### Texto proporcionado
TERMINAR CON LA IMPUNIDAD, LA DECADENCIA Y LA INJUSTICIA: UN DEBER DE TODOS


Por Fernando Javier Marcos
Un nuevo episodio de características típicamente mafiosas,  otro de tantos, nos conmueve y moviliza.   ¿Algo distinto de lo que ocurre desde 1810 a esta parte?, para nada.  Nos  dominan “las mafias” y así  lo  han hecho desde el comienzo de la  historia nacional.
Entonces: ¿seremos un país sin futuro?  Nuestra obligación, especialmente por nuestros hijos,  es afirmar todo lo contrario.
Por mi parte, a pesar de la indignación y la pesadumbre que me causa la muerte del fiscal  federal Alberto Nisman, a quien como la mayoría, solo conocí a través de los medios de comunicación,  creo con honestidad que podemos ser mejores y, que para ello —parafraseando a Almafuerte— no debemos darnos por vencidos, aunque parezca que no vencieron, porque no es así.
Lo sostengo,  porque sinceramente  considero que  los malos pueden, si los buenos los dejan y, estos últimos,  en mayor o menor medida, nunca aflojan.    La garantía  es que la mayoría integramos este último grupo.  Ahí es donde se  apoya  mi esperanza.
Sobre esta tragedia personal  (para la víctima y su familia) y social-institucional  (para todos los argentinos),  entiendo  que no es lo determinante —aunque no parezca lógico—  si se suicidó o si “lo suicidaron”, si  lo indujeron al suicidio o si directamente lo   asesinaron. Lo cierto es que  la vida de un fiscal de la Nación,  que  representando a la sociedad  cumplió con su deber y denunció a quienes, según su leal saber y entender, habían cometido gravísimos delitos,   ha muerto de manera violenta a causa de ello. Y no puedo evitar  agregar  —pues es lo que  pienso—,  que para el beneficio de algunos indignos  “murió oportunamente”: su vida se truncó o fue truncada, justo un día  antes de presentarse ante el  Congreso Nacional, lo que es un dato para nada menor.
Me atrevo a sostener que todo aquel  que sea honesto intelectualmente, va a llegar razonablemente a una conclusión más o menos parecida a esta última.

### Conjunto de tareas
(a) Responde según el artículo sobre la muerte del fiscal Nisman:
(i) ¿Desde qué año ocurre lo mismo, según el autor?
(ii) ¿A quién parafrasea el autor al decir que no debemos darnos por vencidos?
(iii) ¿Ante qué institución iba a presentarse el fiscal un día después de que su vida se truncara?
(b) Reproduce sin cambios el fragmento del artículo que va desde "TERMINAR CON LA" hasta "todo lo contrario.".

### Datos en bruto

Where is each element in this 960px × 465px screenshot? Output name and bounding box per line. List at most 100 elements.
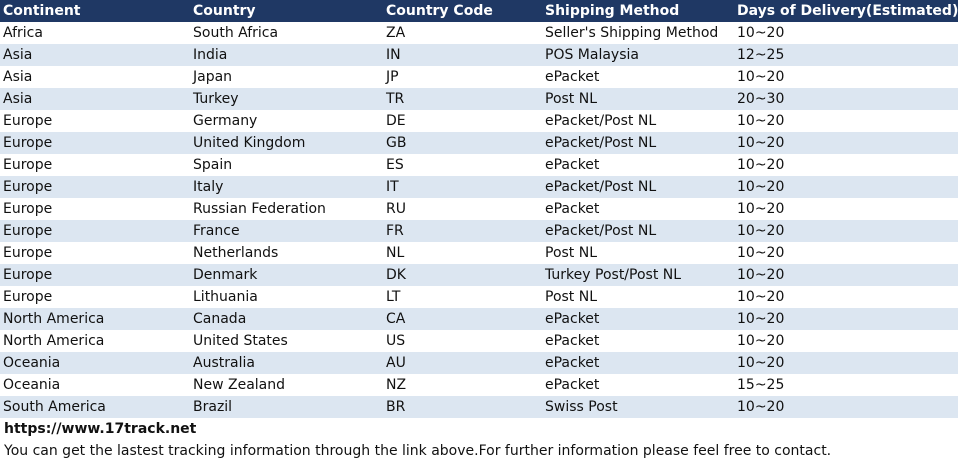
cell: POS Malaysia — [545, 47, 639, 63]
table-row: Europe Russian Federation RU ePacket 10~20 — [0, 198, 958, 220]
cell: Country — [193, 3, 256, 19]
cell: 12~25 — [737, 47, 785, 63]
cell: Spain — [193, 157, 233, 173]
cell: ZA — [386, 25, 406, 41]
cell: India — [193, 47, 228, 63]
cell: Asia — [3, 69, 33, 85]
cell: NL — [386, 245, 405, 261]
cell: 10~20 — [737, 289, 785, 305]
table-row: Oceania New Zealand NZ ePacket 15~25 — [0, 374, 958, 396]
cell: DE — [386, 113, 406, 129]
cell: Italy — [193, 179, 224, 195]
cell: Europe — [3, 267, 53, 283]
cell: ES — [386, 157, 404, 173]
cell: Asia — [3, 91, 33, 107]
cell: ePacket/Post NL — [545, 179, 657, 195]
table-row: Asia Turkey TR Post NL 20~30 — [0, 88, 958, 110]
cell: BR — [386, 399, 406, 415]
cell: Swiss Post — [545, 399, 618, 415]
cell: Germany — [193, 113, 258, 129]
cell: Shipping Method — [545, 3, 680, 19]
cell: Europe — [3, 223, 53, 239]
cell: 10~20 — [737, 223, 785, 239]
cell: Post NL — [545, 245, 598, 261]
cell: Canada — [193, 311, 247, 327]
cell: ePacket/Post NL — [545, 223, 657, 239]
cell: North America — [3, 333, 105, 349]
cell: 10~20 — [737, 135, 785, 151]
cell: JP — [386, 69, 399, 85]
cell: Denmark — [193, 267, 258, 283]
cell: New Zealand — [193, 377, 285, 393]
cell: Oceania — [3, 377, 61, 393]
shipping-table: Continent Country Country Code Shipping Met… — [0, 0, 958, 418]
cell: Lithuania — [193, 289, 258, 305]
cell: FR — [386, 223, 404, 239]
cell: NZ — [386, 377, 407, 393]
link[interactable]: https://www.17track.net — [4, 421, 197, 437]
cell: South America — [3, 399, 106, 415]
cell: Post NL — [545, 91, 598, 107]
cell: 10~20 — [737, 25, 785, 41]
table-row: North America United States US ePacket 10~20 — [0, 330, 958, 352]
cell: 10~20 — [737, 157, 785, 173]
cell: Continent — [3, 3, 81, 19]
cell: LT — [386, 289, 401, 305]
table-row: South America Brazil BR Swiss Post 10~20 — [0, 396, 958, 418]
table-row: Africa South Africa ZA Seller's Shipping Me… — [0, 22, 958, 44]
cell: 20~30 — [737, 91, 785, 107]
cell: US — [386, 333, 406, 349]
table-row: Asia India IN POS Malaysia 12~25 — [0, 44, 958, 66]
cell: IT — [386, 179, 399, 195]
cell: ePacket/Post NL — [545, 135, 657, 151]
table-row: Europe Denmark DK Turkey Post/Post NL 10~20 — [0, 264, 958, 286]
cell: Oceania — [3, 355, 61, 371]
cell: Africa — [3, 25, 43, 41]
cell: ePacket — [545, 333, 600, 349]
header-row: Continent Country Country Code Shipping Met… — [0, 0, 958, 22]
cell: Europe — [3, 201, 53, 217]
cell: Brazil — [193, 399, 233, 415]
cell: DK — [386, 267, 406, 283]
table-row: Europe Lithuania LT Post NL 10~20 — [0, 286, 958, 308]
cell: 10~20 — [737, 355, 785, 371]
cell: 10~20 — [737, 201, 785, 217]
cell: ePacket — [545, 377, 600, 393]
note: You can get the lastest tracking informa… — [4, 443, 832, 459]
table-row: Europe Netherlands NL Post NL 10~20 — [0, 242, 958, 264]
cell: 10~20 — [737, 311, 785, 327]
table-row: Oceania Australia AU ePacket 10~20 — [0, 352, 958, 374]
cell: Europe — [3, 289, 53, 305]
cell: Europe — [3, 179, 53, 195]
cell: United States — [193, 333, 288, 349]
cell: 10~20 — [737, 267, 785, 283]
cell: Europe — [3, 113, 53, 129]
cell: Russian Federation — [193, 201, 326, 217]
cell: 10~20 — [737, 333, 785, 349]
cell: Post NL — [545, 289, 598, 305]
cell: Country Code — [386, 3, 493, 19]
cell: ePacket — [545, 311, 600, 327]
cell: France — [193, 223, 240, 239]
cell: CA — [386, 311, 406, 327]
cell: Seller's Shipping Method — [545, 25, 719, 41]
cell: 10~20 — [737, 245, 785, 261]
cell: Europe — [3, 245, 53, 261]
cell: North America — [3, 311, 105, 327]
cell: United Kingdom — [193, 135, 306, 151]
table-row: Europe United Kingdom GB ePacket/Post NL 10~… — [0, 132, 958, 154]
table-row: Europe Germany DE ePacket/Post NL 10~20 — [0, 110, 958, 132]
cell: RU — [386, 201, 406, 217]
cell: GB — [386, 135, 407, 151]
cell: ePacket/Post NL — [545, 113, 657, 129]
cell: ePacket — [545, 355, 600, 371]
table-row: North America Canada CA ePacket 10~20 — [0, 308, 958, 330]
cell: Turkey — [193, 91, 239, 107]
cell: Days of Delivery(Estimated) — [737, 3, 959, 19]
cell: Europe — [3, 157, 53, 173]
cell: Europe — [3, 135, 53, 151]
cell: 15~25 — [737, 377, 785, 393]
cell: Turkey Post/Post NL — [545, 267, 682, 283]
cell: 10~20 — [737, 399, 785, 415]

### Las soluciones
(a)
(i) Desde 1810.
(ii) A Almafuerte.
(iii) Ante el Congreso Nacional.

(b)
TERMINAR CON LA IMPUNIDAD, LA DECADENCIA Y LA INJUSTICIA: UN DEBER DE TODOS


Por Fernando Javier Marcos
Un nuevo episodio de características típicamente mafiosas,  otro de tantos, nos conmueve y moviliza.   ¿Algo distinto de lo que ocurre desde 1810 a esta parte?, para nada.  Nos  dominan “las mafias” y así  lo  han hecho desde el comienzo de la  historia nacional.
Entonces: ¿seremos un país sin futuro?  Nuestra obligación, especialmente por nuestros hijos,  es afirmar todo lo contrario.